**DO THIS**
What follows is a set of records; restate each one word for word and drop the pictures.

Dataset entries:
——

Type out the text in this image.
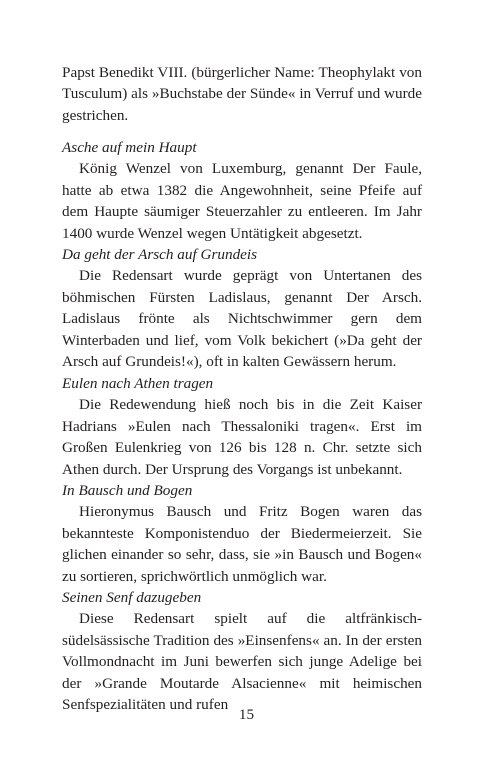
Papst Benedikt VIII. (bürgerlicher Name: Theophylakt von Tusculum) als »Buchstabe der Sünde« in Verruf und wurde gestrichen.
Asche auf mein Haupt

König Wenzel von Luxemburg, genannt Der Faule, hatte ab etwa 1382 die Angewohnheit, seine Pfeife auf dem Haupte säumiger Steuerzahler zu entleeren. Im Jahr 1400 wurde Wenzel wegen Untätigkeit abgesetzt.

Da geht der Arsch auf Grundeis

Die Redensart wurde geprägt von Untertanen des böhmischen Fürsten Ladislaus, genannt Der Arsch. Ladislaus frönte als Nichtschwimmer gern dem Winterbaden und lief, vom Volk bekichert (»Da geht der Arsch auf Grundeis!«), oft in kalten Gewässern herum.

Eulen nach Athen tragen

Die Redewendung hieß noch bis in die Zeit Kaiser Hadrians »Eulen nach Thessaloniki tragen«. Erst im Großen Eulenkrieg von 126 bis 128 n. Chr. setzte sich Athen durch. Der Ursprung des Vorgangs ist unbekannt.

In Bausch und Bogen

Hieronymus Bausch und Fritz Bogen waren das bekannteste Komponistenduo der Biedermeierzeit. Sie glichen einander so sehr, dass, sie »in Bausch und Bogen« zu sortieren, sprichwörtlich unmöglich war.

Seinen Senf dazugeben

Diese Redensart spielt auf die altfränkisch-südelsässische Tradition des »Einsenfens« an. In der ersten Vollmondnacht im Juni bewerfen sich junge Adelige bei der »Grande Moutarde Alsacienne« mit heimischen Senfspezialitäten und rufen

15
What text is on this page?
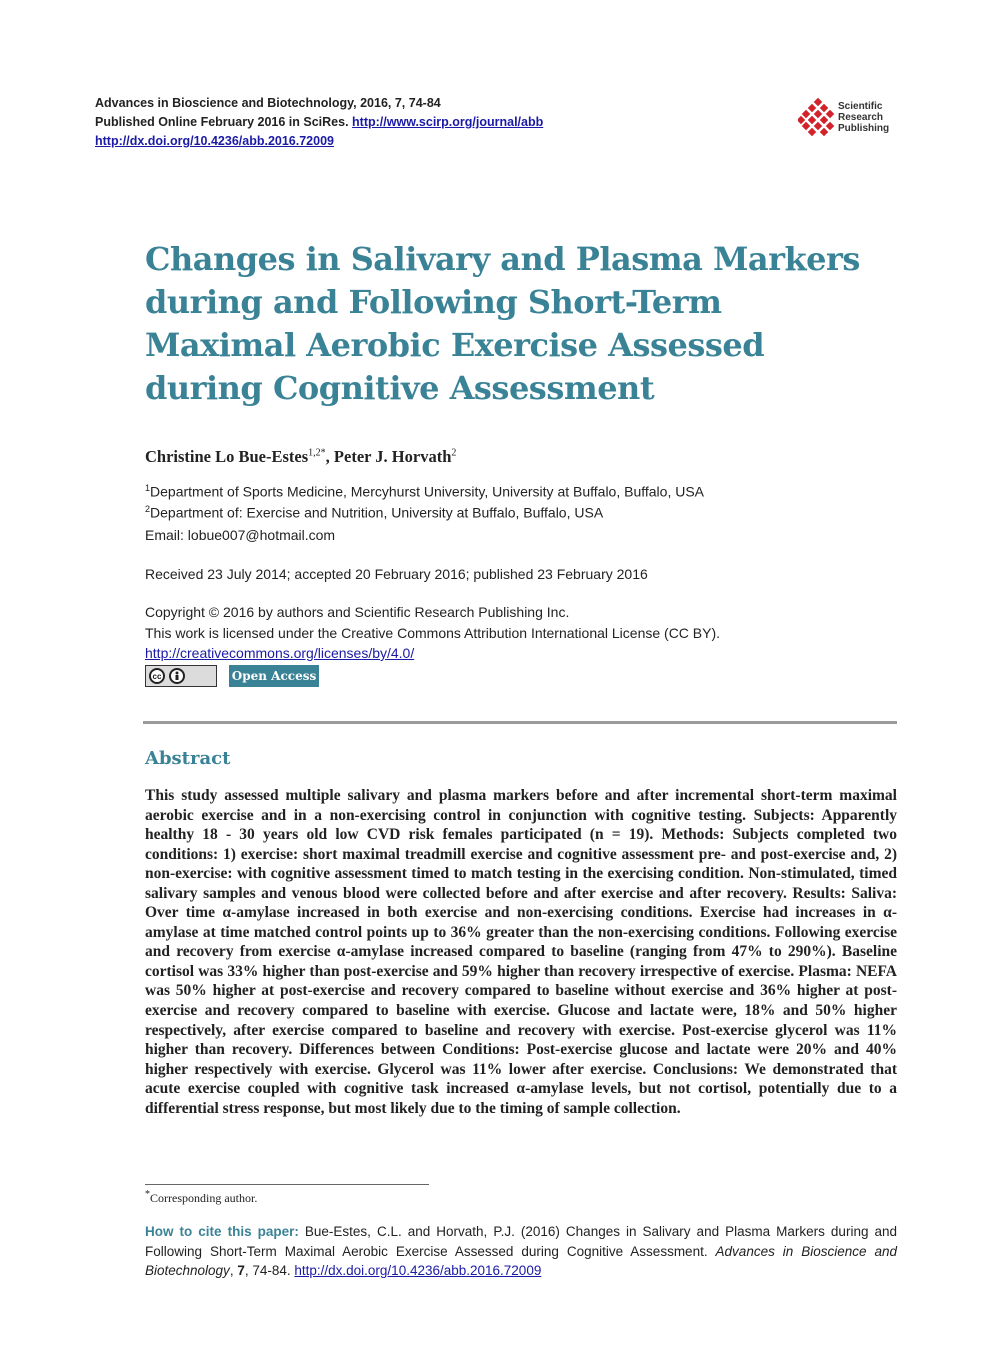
Advances in Bioscience and Biotechnology, 2016, 7, 74-84
Published Online February 2016 in SciRes. http://www.scirp.org/journal/abb
http://dx.doi.org/10.4236/abb.2016.72009
Scientific
Research
Publishing
Changes in Salivary and Plasma Markers during and Following Short-Term Maximal Aerobic Exercise Assessed during Cognitive Assessment
Christine Lo Bue-Estes$^{1,2*}$, Peter J. Horvath$^2$
$^1$Department of Sports Medicine, Mercyhurst University, University at Buffalo, Buffalo, USA
$^2$Department of: Exercise and Nutrition, University at Buffalo, Buffalo, USA
Email: lobue007@hotmail.com
Received 23 July 2014; accepted 20 February 2016; published 23 February 2016
Copyright © 2016 by authors and Scientific Research Publishing Inc.
This work is licensed under the Creative Commons Attribution International License (CC BY).
http://creativecommons.org/licenses/by/4.0/
cc	Open Access
Abstract

This study assessed multiple salivary and plasma markers before and after incremental short-term maximal aerobic exercise and in a non-exercising control in conjunction with cognitive testing. Subjects: Apparently healthy 18 - 30 years old low CVD risk females participated (n = 19). Methods: Subjects completed two conditions: 1) exercise: short maximal treadmill exercise and cognitive assessment pre- and post-exercise and, 2) non-exercise: with cognitive assessment timed to match testing in the exercising condition. Non-stimulated, timed salivary samples and venous blood were collected before and after exercise and after recovery. Results: Saliva: Over time α-amylase increased in both exercise and non-exercising conditions. Exercise had increases in α-amylase at time matched control points up to 36% greater than the non-exercising conditions. Following exercise and recovery from exercise α-amylase increased compared to baseline (ranging from 47% to 290%). Baseline cortisol was 33% higher than post-exercise and 59% higher than recovery irrespective of exercise. Plasma: NEFA was 50% higher at post-exercise and recovery compared to baseline without exercise and 36% higher at post-exercise and recovery compared to baseline with exercise. Glucose and lactate were, 18% and 50% higher respectively, after exercise compared to baseline and recovery with exercise. Post-exercise glycerol was 11% higher than recovery. Differences between Conditions: Post-exercise glucose and lactate were 20% and 40% higher respectively with exercise. Glycerol was 11% lower after exercise. Conclusions: We demonstrated that acute exercise coupled with cognitive task increased α-amylase levels, but not cortisol, potentially due to a differential stress response, but most likely due to the timing of sample collection.

*Corresponding author.
How to cite this paper: Bue-Estes, C.L. and Horvath, P.J. (2016) Changes in Salivary and Plasma Markers during and Following Short-Term Maximal Aerobic Exercise Assessed during Cognitive Assessment. Advances in Bioscience and Biotechnology, 7, 74-84. http://dx.doi.org/10.4236/abb.2016.72009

——

**SOLUTION FOR THIS TASK**
Type out the text in this image.
Papst Benedikt VIII. (bürgerlicher Name: Theophylakt von Tusculum) als »Buchstabe der Sünde« in Verruf und wurde gestrichen.
Asche auf mein Haupt

König Wenzel von Luxemburg, genannt Der Faule, hatte ab etwa 1382 die Angewohnheit, seine Pfeife auf dem Haupte säumiger Steuerzahler zu entleeren. Im Jahr 1400 wurde Wenzel wegen Untätigkeit abgesetzt.

Da geht der Arsch auf Grundeis

Die Redensart wurde geprägt von Untertanen des böhmischen Fürsten Ladislaus, genannt Der Arsch. Ladislaus frönte als Nichtschwimmer gern dem Winterbaden und lief, vom Volk bekichert (»Da geht der Arsch auf Grundeis!«), oft in kalten Gewässern herum.

Eulen nach Athen tragen

Die Redewendung hieß noch bis in die Zeit Kaiser Hadrians »Eulen nach Thessaloniki tragen«. Erst im Großen Eulenkrieg von 126 bis 128 n. Chr. setzte sich Athen durch. Der Ursprung des Vorgangs ist unbekannt.

In Bausch und Bogen

Hieronymus Bausch und Fritz Bogen waren das bekannteste Komponistenduo der Biedermeierzeit. Sie glichen einander so sehr, dass, sie »in Bausch und Bogen« zu sortieren, sprichwörtlich unmöglich war.

Seinen Senf dazugeben

Diese Redensart spielt auf die altfränkisch-südelsässische Tradition des »Einsenfens« an. In der ersten Vollmondnacht im Juni bewerfen sich junge Adelige bei der »Grande Moutarde Alsacienne« mit heimischen Senfspezialitäten und rufen

15
What text is on this page?
Advances in Bioscience and Biotechnology, 2016, 7, 74-84
Published Online February 2016 in SciRes. http://www.scirp.org/journal/abb
http://dx.doi.org/10.4236/abb.2016.72009
Scientific
Research
Publishing
Changes in Salivary and Plasma Markers during and Following Short-Term Maximal Aerobic Exercise Assessed during Cognitive Assessment
Christine Lo Bue-Estes$^{1,2*}$, Peter J. Horvath$^2$
$^1$Department of Sports Medicine, Mercyhurst University, University at Buffalo, Buffalo, USA
$^2$Department of: Exercise and Nutrition, University at Buffalo, Buffalo, USA
Email: lobue007@hotmail.com
Received 23 July 2014; accepted 20 February 2016; published 23 February 2016
Copyright © 2016 by authors and Scientific Research Publishing Inc.
This work is licensed under the Creative Commons Attribution International License (CC BY).
http://creativecommons.org/licenses/by/4.0/
cc	Open Access
Abstract

This study assessed multiple salivary and plasma markers before and after incremental short-term maximal aerobic exercise and in a non-exercising control in conjunction with cognitive testing. Subjects: Apparently healthy 18 - 30 years old low CVD risk females participated (n = 19). Methods: Subjects completed two conditions: 1) exercise: short maximal treadmill exercise and cognitive assessment pre- and post-exercise and, 2) non-exercise: with cognitive assessment timed to match testing in the exercising condition. Non-stimulated, timed salivary samples and venous blood were collected before and after exercise and after recovery. Results: Saliva: Over time α-amylase increased in both exercise and non-exercising conditions. Exercise had increases in α-amylase at time matched control points up to 36% greater than the non-exercising conditions. Following exercise and recovery from exercise α-amylase increased compared to baseline (ranging from 47% to 290%). Baseline cortisol was 33% higher than post-exercise and 59% higher than recovery irrespective of exercise. Plasma: NEFA was 50% higher at post-exercise and recovery compared to baseline without exercise and 36% higher at post-exercise and recovery compared to baseline with exercise. Glucose and lactate were, 18% and 50% higher respectively, after exercise compared to baseline and recovery with exercise. Post-exercise glycerol was 11% higher than recovery. Differences between Conditions: Post-exercise glucose and lactate were 20% and 40% higher respectively with exercise. Glycerol was 11% lower after exercise. Conclusions: We demonstrated that acute exercise coupled with cognitive task increased α-amylase levels, but not cortisol, potentially due to a differential stress response, but most likely due to the timing of sample collection.

*Corresponding author.
How to cite this paper: Bue-Estes, C.L. and Horvath, P.J. (2016) Changes in Salivary and Plasma Markers during and Following Short-Term Maximal Aerobic Exercise Assessed during Cognitive Assessment. Advances in Bioscience and Biotechnology, 7, 74-84. http://dx.doi.org/10.4236/abb.2016.72009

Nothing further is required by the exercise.